--- Start ---
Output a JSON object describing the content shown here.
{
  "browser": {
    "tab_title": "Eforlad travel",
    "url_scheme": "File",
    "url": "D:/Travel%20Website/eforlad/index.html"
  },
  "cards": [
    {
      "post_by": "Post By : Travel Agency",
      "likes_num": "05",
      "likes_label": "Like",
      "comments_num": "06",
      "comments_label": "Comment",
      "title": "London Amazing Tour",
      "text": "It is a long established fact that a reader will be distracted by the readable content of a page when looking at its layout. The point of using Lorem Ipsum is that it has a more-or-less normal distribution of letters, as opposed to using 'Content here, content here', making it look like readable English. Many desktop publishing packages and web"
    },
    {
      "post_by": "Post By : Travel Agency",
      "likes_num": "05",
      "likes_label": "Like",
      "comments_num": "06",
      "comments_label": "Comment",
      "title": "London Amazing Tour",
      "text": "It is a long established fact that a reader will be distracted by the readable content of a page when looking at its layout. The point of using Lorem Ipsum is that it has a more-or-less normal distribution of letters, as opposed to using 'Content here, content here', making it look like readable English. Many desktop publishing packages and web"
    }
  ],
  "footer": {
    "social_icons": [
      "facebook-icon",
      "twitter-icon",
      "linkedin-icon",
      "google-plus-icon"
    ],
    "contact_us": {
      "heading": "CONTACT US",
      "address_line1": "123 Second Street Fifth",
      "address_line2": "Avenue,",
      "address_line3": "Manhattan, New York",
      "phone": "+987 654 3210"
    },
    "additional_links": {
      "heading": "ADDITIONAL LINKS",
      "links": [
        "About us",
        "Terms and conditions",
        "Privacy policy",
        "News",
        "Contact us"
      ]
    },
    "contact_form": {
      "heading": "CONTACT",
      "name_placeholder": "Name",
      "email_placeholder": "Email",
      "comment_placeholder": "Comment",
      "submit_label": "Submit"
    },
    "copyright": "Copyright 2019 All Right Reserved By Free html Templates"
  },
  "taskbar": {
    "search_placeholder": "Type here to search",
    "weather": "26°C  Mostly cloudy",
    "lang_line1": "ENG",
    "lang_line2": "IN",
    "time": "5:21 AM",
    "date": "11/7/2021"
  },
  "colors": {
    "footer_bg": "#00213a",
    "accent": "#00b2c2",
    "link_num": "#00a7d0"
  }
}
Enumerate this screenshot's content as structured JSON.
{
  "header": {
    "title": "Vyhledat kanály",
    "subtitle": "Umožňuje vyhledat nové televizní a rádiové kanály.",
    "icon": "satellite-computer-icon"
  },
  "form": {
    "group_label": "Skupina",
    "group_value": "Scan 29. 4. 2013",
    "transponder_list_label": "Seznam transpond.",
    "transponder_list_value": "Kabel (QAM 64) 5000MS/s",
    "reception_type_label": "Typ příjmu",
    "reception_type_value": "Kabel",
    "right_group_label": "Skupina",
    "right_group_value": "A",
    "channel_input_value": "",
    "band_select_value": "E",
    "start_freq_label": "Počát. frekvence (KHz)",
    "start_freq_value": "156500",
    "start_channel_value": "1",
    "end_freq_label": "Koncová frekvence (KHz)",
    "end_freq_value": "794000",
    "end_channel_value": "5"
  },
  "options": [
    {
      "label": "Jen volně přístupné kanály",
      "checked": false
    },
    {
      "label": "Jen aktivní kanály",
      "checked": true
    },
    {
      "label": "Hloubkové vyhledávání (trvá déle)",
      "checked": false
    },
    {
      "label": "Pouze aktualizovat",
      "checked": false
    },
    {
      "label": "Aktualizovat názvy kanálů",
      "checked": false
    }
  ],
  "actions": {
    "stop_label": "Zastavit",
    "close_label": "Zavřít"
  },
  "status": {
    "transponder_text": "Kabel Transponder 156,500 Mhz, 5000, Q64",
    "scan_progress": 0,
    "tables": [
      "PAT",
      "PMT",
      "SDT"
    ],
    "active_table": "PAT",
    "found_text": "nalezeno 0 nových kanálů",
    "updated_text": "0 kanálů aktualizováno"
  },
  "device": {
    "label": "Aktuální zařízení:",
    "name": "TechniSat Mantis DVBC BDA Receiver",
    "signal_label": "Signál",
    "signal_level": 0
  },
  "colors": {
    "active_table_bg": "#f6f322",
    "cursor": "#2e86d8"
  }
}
--- End ---
_Exercise objective_:
Every record above needs to be repeated word for word.

_Result_:
Output a JSON object describing the content shown here.
{
  "browser": {
    "tab_title": "Eforlad travel",
    "url_scheme": "File",
    "url": "D:/Travel%20Website/eforlad/index.html"
  },
  "cards": [
    {
      "post_by": "Post By : Travel Agency",
      "likes_num": "05",
      "likes_label": "Like",
      "comments_num": "06",
      "comments_label": "Comment",
      "title": "London Amazing Tour",
      "text": "It is a long established fact that a reader will be distracted by the readable content of a page when looking at its layout. The point of using Lorem Ipsum is that it has a more-or-less normal distribution of letters, as opposed to using 'Content here, content here', making it look like readable English. Many desktop publishing packages and web"
    },
    {
      "post_by": "Post By : Travel Agency",
      "likes_num": "05",
      "likes_label": "Like",
      "comments_num": "06",
      "comments_label": "Comment",
      "title": "London Amazing Tour",
      "text": "It is a long established fact that a reader will be distracted by the readable content of a page when looking at its layout. The point of using Lorem Ipsum is that it has a more-or-less normal distribution of letters, as opposed to using 'Content here, content here', making it look like readable English. Many desktop publishing packages and web"
    }
  ],
  "footer": {
    "social_icons": [
      "facebook-icon",
      "twitter-icon",
      "linkedin-icon",
      "google-plus-icon"
    ],
    "contact_us": {
      "heading": "CONTACT US",
      "address_line1": "123 Second Street Fifth",
      "address_line2": "Avenue,",
      "address_line3": "Manhattan, New York",
      "phone": "+987 654 3210"
    },
    "additional_links": {
      "heading": "ADDITIONAL LINKS",
      "links": [
        "About us",
        "Terms and conditions",
        "Privacy policy",
        "News",
        "Contact us"
      ]
    },
    "contact_form": {
      "heading": "CONTACT",
      "name_placeholder": "Name",
      "email_placeholder": "Email",
      "comment_placeholder": "Comment",
      "submit_label": "Submit"
    },
    "copyright": "Copyright 2019 All Right Reserved By Free html Templates"
  },
  "taskbar": {
    "search_placeholder": "Type here to search",
    "weather": "26°C  Mostly cloudy",
    "lang_line1": "ENG",
    "lang_line2": "IN",
    "time": "5:21 AM",
    "date": "11/7/2021"
  },
  "colors": {
    "footer_bg": "#00213a",
    "accent": "#00b2c2",
    "link_num": "#00a7d0"
  }
}
Enumerate this screenshot's content as structured JSON.
{
  "header": {
    "title": "Vyhledat kanály",
    "subtitle": "Umožňuje vyhledat nové televizní a rádiové kanály.",
    "icon": "satellite-computer-icon"
  },
  "form": {
    "group_label": "Skupina",
    "group_value": "Scan 29. 4. 2013",
    "transponder_list_label": "Seznam transpond.",
    "transponder_list_value": "Kabel (QAM 64) 5000MS/s",
    "reception_type_label": "Typ příjmu",
    "reception_type_value": "Kabel",
    "right_group_label": "Skupina",
    "right_group_value": "A",
    "channel_input_value": "",
    "band_select_value": "E",
    "start_freq_label": "Počát. frekvence (KHz)",
    "start_freq_value": "156500",
    "start_channel_value": "1",
    "end_freq_label": "Koncová frekvence (KHz)",
    "end_freq_value": "794000",
    "end_channel_value": "5"
  },
  "options": [
    {
      "label": "Jen volně přístupné kanály",
      "checked": false
    },
    {
      "label": "Jen aktivní kanály",
      "checked": true
    },
    {
      "label": "Hloubkové vyhledávání (trvá déle)",
      "checked": false
    },
    {
      "label": "Pouze aktualizovat",
      "checked": false
    },
    {
      "label": "Aktualizovat názvy kanálů",
      "checked": false
    }
  ],
  "actions": {
    "stop_label": "Zastavit",
    "close_label": "Zavřít"
  },
  "status": {
    "transponder_text": "Kabel Transponder 156,500 Mhz, 5000, Q64",
    "scan_progress": 0,
    "tables": [
      "PAT",
      "PMT",
      "SDT"
    ],
    "active_table": "PAT",
    "found_text": "nalezeno 0 nových kanálů",
    "updated_text": "0 kanálů aktualizováno"
  },
  "device": {
    "label": "Aktuální zařízení:",
    "name": "TechniSat Mantis DVBC BDA Receiver",
    "signal_label": "Signál",
    "signal_level": 0
  },
  "colors": {
    "active_table_bg": "#f6f322",
    "cursor": "#2e86d8"
  }
}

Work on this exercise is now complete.